**Stated task:** In the material below, find all lines with the string "messages" and copy them.

**** Exercise input

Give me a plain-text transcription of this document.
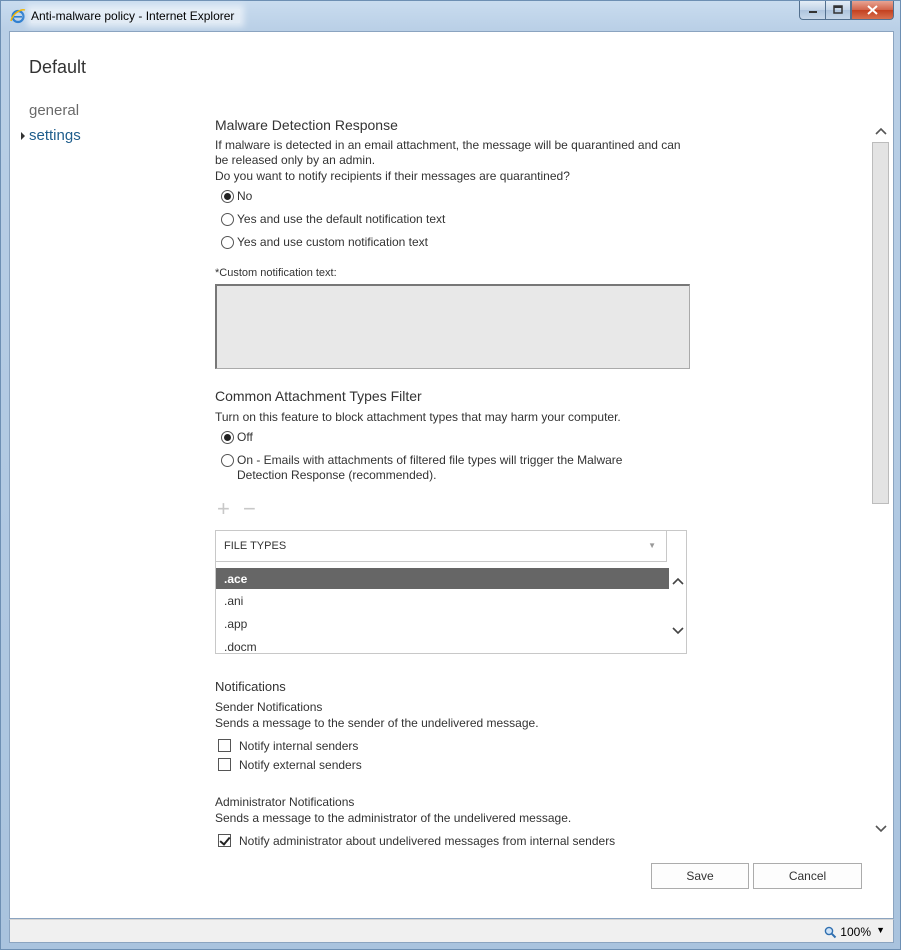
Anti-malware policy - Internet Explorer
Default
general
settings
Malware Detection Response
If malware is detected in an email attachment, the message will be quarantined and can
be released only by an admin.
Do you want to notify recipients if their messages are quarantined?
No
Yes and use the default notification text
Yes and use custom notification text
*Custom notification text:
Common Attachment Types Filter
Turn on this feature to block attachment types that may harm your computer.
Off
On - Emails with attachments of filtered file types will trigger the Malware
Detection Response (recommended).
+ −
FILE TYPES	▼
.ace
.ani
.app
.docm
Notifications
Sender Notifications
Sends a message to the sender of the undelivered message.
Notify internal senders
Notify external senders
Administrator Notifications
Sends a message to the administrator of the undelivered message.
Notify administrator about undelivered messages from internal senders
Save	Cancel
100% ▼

********
**** Exercise input

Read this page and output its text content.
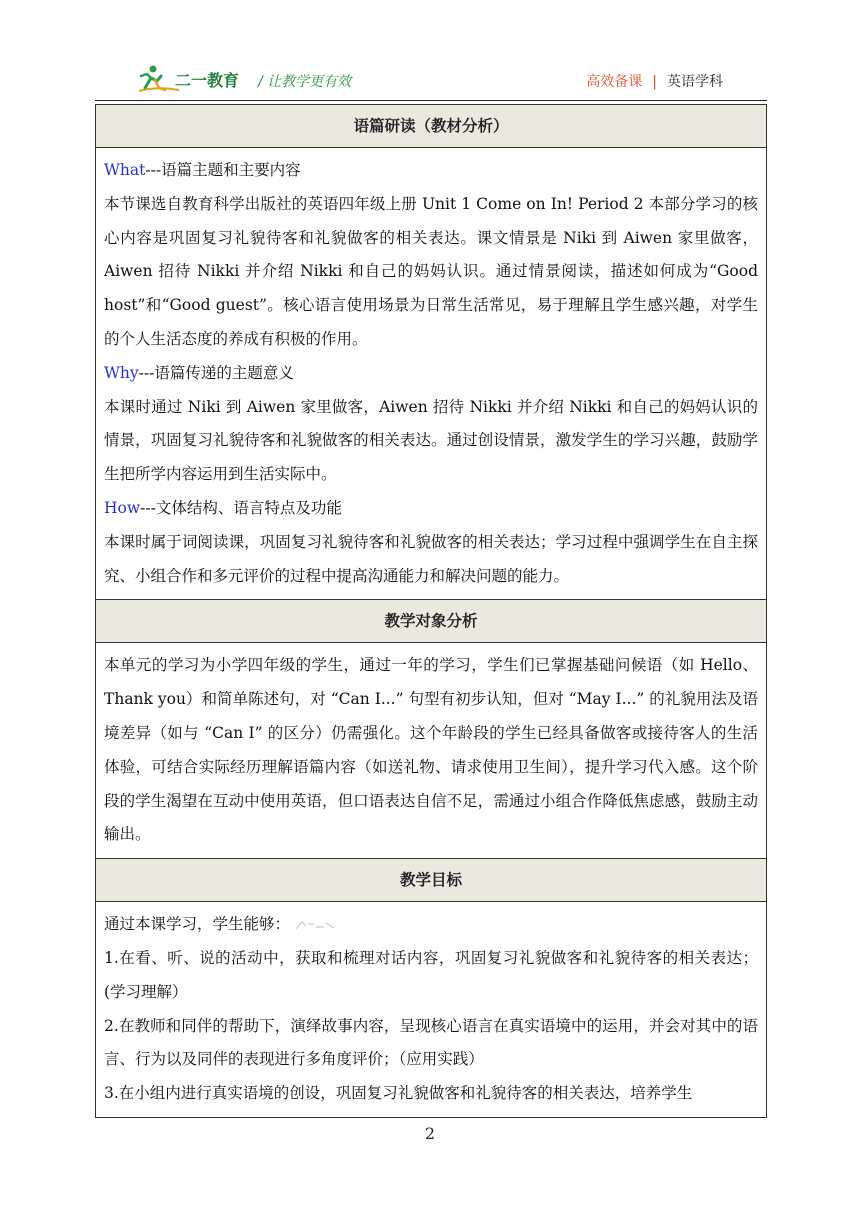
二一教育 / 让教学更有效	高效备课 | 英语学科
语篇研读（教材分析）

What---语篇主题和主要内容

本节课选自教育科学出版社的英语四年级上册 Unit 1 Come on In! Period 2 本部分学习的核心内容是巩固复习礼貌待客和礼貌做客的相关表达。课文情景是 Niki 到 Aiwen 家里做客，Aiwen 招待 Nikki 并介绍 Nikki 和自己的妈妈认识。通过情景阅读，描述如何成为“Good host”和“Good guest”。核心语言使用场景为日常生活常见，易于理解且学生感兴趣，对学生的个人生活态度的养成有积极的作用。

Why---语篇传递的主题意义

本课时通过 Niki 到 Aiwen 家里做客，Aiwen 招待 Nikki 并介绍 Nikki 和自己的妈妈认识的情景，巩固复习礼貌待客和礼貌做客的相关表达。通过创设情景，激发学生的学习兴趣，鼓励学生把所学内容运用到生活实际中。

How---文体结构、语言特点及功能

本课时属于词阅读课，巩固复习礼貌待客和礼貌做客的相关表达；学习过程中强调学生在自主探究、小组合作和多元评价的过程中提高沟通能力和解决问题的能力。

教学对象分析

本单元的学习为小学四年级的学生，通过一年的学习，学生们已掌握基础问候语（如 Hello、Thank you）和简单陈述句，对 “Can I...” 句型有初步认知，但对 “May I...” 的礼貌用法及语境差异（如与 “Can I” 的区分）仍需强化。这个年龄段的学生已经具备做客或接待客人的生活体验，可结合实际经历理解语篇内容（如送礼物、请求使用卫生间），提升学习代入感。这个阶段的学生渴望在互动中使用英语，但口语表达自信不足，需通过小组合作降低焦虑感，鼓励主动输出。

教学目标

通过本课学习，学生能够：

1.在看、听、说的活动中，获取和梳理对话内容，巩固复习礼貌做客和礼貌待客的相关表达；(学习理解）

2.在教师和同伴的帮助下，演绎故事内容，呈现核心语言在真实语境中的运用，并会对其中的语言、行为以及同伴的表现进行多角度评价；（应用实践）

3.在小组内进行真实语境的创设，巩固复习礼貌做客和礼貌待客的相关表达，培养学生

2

********
**** Exercise input

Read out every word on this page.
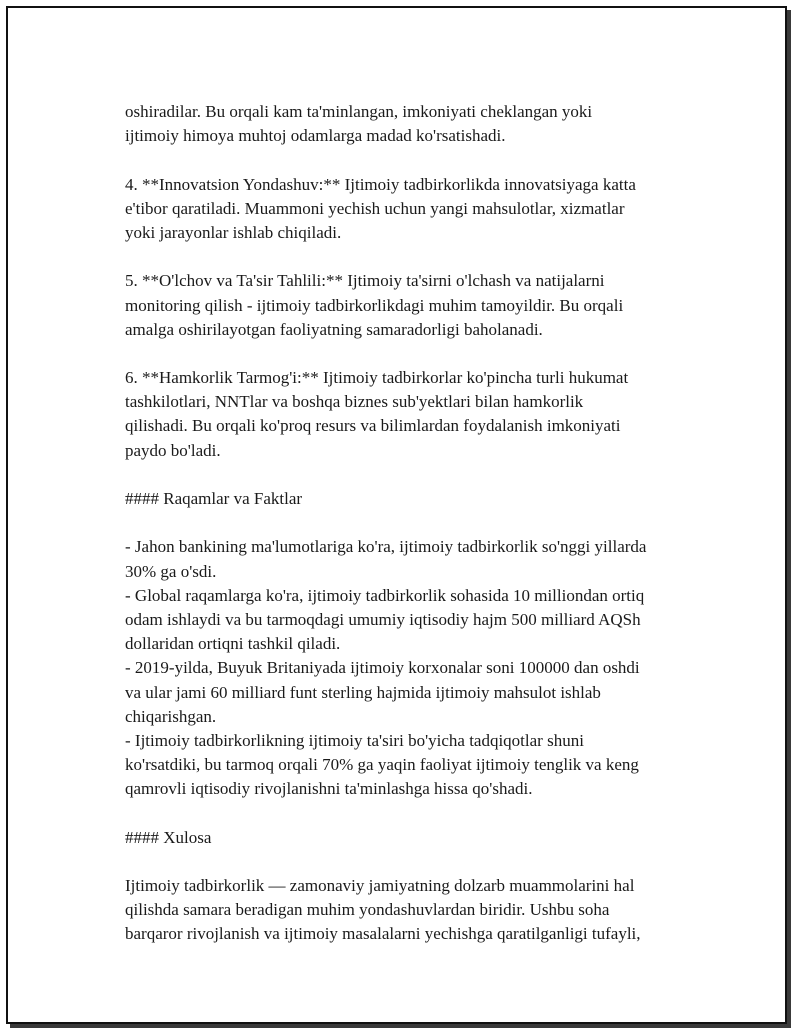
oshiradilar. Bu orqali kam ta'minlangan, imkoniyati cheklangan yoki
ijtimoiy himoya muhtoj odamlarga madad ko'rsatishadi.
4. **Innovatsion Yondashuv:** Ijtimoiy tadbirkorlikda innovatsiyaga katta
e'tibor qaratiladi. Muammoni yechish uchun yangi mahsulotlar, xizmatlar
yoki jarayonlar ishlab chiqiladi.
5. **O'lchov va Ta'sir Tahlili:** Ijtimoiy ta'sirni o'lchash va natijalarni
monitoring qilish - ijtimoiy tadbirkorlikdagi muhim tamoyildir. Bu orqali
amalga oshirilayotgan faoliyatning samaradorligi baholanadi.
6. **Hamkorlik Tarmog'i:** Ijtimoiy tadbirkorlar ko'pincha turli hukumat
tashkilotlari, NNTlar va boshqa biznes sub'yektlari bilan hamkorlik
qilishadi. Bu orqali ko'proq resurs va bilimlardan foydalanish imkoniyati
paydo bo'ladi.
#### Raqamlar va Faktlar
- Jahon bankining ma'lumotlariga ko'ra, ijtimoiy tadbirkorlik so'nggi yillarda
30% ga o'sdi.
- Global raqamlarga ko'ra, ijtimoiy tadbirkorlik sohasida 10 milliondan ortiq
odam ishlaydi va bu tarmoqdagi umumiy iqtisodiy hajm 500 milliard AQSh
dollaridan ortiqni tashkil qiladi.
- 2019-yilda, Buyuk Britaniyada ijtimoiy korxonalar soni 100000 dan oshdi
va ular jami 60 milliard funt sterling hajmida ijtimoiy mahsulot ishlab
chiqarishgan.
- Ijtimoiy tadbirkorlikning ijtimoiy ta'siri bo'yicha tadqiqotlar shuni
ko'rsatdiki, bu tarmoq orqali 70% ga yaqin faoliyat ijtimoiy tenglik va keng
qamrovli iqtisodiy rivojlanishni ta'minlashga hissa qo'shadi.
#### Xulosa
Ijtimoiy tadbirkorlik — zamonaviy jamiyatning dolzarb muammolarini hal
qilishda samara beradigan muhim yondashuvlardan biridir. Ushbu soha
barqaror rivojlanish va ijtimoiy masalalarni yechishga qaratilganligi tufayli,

********

**Solution for this exercise:**
Do you want to notify recipients if their messages are quarantined?
Notify administrator about undelivered messages from internal senders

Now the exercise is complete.